==== Records provided
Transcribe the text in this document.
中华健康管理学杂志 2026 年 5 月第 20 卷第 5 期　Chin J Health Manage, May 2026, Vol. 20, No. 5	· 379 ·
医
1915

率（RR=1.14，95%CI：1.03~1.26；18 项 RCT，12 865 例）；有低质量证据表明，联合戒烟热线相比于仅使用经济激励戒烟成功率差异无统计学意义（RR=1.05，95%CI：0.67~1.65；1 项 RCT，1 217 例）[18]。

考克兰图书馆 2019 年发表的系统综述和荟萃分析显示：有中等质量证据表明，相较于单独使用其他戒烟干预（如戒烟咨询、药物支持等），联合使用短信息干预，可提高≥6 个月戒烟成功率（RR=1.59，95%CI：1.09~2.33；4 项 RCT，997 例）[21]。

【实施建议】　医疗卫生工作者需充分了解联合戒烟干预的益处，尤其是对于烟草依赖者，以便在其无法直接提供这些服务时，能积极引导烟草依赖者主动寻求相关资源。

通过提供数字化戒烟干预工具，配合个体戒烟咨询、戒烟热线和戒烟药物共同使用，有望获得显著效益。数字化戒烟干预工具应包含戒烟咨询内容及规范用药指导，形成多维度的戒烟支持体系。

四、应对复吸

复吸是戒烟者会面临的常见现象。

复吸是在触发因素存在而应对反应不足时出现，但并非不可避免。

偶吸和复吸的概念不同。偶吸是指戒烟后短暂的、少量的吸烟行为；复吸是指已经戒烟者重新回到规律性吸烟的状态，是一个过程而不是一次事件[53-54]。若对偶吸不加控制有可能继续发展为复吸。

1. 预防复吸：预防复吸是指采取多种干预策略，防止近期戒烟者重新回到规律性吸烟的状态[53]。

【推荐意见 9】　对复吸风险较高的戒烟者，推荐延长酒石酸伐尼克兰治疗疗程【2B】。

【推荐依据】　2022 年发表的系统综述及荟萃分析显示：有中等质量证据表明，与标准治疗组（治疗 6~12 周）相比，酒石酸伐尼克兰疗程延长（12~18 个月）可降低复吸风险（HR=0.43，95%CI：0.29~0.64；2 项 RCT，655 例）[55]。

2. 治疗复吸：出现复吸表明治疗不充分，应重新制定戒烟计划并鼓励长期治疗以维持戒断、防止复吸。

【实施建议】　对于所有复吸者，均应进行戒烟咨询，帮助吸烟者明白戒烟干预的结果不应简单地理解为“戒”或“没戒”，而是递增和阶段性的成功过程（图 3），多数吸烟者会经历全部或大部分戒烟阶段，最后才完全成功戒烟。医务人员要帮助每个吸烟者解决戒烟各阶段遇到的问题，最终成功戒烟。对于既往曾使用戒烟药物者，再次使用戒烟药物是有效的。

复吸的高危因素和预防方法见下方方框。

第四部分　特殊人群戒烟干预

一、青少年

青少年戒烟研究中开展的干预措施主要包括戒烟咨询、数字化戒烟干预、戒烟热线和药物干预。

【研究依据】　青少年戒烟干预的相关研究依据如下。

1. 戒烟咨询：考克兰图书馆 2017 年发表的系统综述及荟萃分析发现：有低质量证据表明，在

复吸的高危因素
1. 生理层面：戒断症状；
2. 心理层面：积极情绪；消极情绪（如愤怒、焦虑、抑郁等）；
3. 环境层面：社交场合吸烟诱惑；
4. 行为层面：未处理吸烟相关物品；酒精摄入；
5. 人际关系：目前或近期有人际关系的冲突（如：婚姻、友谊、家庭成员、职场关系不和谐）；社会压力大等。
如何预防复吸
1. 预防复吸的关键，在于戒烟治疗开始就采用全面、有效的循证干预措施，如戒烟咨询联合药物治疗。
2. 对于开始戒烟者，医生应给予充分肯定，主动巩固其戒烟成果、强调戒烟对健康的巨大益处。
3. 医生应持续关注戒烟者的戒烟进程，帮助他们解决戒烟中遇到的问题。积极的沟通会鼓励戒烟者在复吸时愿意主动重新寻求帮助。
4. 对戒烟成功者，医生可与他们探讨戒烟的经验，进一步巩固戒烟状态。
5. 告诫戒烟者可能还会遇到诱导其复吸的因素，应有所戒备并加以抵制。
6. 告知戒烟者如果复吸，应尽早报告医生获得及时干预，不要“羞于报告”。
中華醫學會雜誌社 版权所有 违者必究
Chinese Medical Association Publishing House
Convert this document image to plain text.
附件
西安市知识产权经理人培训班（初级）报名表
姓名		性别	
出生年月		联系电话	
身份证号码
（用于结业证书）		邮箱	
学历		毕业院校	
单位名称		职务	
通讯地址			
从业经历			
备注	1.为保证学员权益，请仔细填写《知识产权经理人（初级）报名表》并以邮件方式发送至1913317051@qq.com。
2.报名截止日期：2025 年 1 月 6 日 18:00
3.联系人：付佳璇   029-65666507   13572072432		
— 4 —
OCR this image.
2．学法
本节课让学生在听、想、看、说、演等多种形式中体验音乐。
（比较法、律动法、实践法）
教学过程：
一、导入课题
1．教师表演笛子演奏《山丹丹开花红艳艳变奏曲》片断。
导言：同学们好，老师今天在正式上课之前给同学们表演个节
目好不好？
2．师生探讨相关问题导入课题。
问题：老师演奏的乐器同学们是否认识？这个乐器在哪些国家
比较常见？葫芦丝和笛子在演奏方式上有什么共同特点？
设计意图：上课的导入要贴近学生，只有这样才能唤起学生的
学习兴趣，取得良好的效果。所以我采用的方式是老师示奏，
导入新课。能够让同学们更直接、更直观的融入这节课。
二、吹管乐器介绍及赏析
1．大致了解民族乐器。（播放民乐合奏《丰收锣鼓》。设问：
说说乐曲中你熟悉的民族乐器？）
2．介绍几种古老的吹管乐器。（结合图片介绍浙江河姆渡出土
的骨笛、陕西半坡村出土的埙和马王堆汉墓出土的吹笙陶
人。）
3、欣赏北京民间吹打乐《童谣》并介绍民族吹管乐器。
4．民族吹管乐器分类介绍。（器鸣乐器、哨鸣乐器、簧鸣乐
========
# Objective:
Select every line in the material above where the string "image" occurs, and copy it.

# Final result:
Convert this document image to plain text.
OCR this image.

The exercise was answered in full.